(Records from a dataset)
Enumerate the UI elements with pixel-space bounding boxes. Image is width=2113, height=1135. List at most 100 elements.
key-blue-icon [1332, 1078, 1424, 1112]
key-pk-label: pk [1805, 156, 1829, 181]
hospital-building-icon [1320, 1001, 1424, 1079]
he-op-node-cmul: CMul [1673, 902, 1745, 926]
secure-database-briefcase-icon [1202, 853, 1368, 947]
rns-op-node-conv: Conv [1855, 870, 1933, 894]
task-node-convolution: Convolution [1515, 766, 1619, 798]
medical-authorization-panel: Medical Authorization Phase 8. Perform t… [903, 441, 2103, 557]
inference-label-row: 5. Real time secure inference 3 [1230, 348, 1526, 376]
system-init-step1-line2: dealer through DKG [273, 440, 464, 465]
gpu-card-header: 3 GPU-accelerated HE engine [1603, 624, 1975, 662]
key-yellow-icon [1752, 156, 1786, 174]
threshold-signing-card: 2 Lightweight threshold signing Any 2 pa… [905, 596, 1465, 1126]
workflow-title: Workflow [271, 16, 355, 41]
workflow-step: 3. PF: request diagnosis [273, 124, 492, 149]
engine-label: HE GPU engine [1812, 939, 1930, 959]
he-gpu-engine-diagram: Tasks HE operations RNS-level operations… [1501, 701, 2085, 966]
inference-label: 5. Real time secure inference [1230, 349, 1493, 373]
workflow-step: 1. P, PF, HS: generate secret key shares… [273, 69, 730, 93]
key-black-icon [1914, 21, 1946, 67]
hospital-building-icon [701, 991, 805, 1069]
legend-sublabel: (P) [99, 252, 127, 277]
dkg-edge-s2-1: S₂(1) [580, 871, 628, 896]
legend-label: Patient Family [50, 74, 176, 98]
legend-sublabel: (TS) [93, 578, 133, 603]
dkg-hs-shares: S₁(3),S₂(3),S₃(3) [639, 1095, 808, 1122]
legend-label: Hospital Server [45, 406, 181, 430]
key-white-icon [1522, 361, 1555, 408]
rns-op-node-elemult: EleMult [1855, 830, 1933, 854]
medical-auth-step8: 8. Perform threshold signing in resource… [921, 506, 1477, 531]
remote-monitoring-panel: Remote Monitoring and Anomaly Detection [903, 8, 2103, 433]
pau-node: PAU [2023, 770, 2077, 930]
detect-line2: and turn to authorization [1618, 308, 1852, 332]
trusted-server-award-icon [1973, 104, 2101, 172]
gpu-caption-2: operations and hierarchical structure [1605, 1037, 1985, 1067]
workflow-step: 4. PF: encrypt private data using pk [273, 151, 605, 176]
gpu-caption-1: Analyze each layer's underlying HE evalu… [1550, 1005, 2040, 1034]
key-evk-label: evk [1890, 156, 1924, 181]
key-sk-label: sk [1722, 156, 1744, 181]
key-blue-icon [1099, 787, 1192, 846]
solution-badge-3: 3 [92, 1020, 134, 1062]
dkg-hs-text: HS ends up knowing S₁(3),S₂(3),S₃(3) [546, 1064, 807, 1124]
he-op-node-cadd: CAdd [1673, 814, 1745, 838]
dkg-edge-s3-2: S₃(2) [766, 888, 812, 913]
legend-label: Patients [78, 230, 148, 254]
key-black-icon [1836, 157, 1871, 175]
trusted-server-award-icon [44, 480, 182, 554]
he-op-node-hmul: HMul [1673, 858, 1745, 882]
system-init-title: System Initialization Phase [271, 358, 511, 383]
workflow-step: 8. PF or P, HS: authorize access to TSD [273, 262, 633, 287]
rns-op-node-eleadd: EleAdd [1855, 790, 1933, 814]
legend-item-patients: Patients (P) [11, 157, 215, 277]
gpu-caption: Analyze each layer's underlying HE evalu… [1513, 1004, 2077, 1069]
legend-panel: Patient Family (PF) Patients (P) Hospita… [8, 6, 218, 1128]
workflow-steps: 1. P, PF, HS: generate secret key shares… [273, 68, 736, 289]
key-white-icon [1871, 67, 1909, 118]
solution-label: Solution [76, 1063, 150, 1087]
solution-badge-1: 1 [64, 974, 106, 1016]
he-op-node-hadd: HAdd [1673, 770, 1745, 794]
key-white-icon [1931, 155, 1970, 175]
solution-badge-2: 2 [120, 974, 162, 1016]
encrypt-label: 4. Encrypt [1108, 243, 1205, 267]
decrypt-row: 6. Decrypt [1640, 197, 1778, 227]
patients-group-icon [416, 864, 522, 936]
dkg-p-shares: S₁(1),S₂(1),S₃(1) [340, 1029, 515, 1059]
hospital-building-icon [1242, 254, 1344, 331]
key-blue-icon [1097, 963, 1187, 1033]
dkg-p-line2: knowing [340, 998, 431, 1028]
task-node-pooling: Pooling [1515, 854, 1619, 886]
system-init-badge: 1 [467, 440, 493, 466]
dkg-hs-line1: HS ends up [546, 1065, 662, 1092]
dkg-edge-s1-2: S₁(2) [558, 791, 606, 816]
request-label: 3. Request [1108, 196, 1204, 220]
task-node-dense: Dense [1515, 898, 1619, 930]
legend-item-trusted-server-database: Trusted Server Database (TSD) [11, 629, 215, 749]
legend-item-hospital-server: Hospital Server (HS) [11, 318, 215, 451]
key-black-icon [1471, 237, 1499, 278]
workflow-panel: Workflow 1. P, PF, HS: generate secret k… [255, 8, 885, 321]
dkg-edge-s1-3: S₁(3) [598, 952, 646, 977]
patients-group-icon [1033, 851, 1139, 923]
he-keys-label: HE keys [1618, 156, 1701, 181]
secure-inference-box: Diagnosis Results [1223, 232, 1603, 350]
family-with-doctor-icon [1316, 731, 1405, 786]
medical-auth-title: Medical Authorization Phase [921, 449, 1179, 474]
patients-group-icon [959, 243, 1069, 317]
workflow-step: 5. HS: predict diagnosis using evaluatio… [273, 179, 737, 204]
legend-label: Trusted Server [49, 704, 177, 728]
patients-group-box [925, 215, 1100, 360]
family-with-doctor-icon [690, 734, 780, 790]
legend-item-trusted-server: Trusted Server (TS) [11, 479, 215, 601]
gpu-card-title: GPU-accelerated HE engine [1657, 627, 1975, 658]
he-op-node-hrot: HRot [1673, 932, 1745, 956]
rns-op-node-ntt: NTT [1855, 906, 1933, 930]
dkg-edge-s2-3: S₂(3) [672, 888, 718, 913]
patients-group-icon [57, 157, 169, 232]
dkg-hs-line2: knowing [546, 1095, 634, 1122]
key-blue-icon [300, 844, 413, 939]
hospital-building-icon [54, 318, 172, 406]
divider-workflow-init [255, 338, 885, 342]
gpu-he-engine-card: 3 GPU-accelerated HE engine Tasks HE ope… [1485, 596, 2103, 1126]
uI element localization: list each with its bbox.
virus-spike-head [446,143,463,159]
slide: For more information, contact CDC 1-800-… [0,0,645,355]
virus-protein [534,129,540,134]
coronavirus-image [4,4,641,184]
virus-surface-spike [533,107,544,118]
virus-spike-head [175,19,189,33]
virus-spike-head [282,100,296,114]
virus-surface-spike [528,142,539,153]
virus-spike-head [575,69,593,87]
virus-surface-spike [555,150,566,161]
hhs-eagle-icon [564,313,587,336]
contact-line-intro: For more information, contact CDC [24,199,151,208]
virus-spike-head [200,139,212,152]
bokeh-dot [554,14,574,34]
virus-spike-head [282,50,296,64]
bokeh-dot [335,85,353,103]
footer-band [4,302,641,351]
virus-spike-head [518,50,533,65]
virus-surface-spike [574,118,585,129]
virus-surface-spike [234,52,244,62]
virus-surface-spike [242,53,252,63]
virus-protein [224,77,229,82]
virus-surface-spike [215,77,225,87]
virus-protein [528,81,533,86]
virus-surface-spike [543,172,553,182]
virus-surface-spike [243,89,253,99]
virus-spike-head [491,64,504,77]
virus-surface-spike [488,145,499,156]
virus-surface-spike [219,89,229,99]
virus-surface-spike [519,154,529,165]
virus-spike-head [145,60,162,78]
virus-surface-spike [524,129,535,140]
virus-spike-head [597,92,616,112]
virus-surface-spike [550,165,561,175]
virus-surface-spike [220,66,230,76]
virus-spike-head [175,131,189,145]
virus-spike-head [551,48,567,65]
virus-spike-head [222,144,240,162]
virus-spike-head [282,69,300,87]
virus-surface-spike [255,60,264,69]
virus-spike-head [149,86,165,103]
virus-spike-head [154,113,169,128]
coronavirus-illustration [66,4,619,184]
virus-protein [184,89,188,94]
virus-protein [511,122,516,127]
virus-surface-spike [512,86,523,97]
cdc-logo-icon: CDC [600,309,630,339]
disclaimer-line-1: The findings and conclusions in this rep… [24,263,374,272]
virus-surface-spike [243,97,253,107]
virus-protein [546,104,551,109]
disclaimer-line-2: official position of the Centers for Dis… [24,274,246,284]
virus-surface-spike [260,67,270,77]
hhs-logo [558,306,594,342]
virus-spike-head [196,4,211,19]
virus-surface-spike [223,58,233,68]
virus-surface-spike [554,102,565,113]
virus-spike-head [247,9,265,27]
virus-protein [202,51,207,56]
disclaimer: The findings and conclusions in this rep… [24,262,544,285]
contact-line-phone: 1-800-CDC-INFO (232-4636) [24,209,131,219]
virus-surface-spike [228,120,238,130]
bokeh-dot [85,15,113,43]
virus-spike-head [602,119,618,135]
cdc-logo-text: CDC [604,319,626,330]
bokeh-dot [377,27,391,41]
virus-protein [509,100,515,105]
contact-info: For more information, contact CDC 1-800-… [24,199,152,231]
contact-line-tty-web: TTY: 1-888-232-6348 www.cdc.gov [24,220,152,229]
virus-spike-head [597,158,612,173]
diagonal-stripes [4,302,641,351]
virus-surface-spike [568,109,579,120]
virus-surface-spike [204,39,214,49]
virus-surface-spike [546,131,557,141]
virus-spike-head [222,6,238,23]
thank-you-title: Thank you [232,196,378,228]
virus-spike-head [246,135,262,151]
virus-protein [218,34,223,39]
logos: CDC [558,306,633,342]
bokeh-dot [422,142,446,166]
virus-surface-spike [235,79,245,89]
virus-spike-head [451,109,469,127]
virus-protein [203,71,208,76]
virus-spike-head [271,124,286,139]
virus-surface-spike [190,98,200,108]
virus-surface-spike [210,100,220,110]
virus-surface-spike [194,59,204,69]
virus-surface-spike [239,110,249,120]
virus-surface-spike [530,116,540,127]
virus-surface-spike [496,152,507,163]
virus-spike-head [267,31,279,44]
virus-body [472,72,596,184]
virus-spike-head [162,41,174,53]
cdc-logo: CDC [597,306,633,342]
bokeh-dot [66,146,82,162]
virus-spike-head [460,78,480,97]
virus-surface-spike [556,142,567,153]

◆ TASK DETAILS ◆
Go through the records above and copy each line where "signing" is found.

◆ EXPECTED ANSWER ◆
threshold-signing-card: 2 Lightweight threshold signing Any 2 pa… [905, 596, 1465, 1126]
medical-auth-step8: 8. Perform threshold signing in resource… [921, 506, 1477, 531]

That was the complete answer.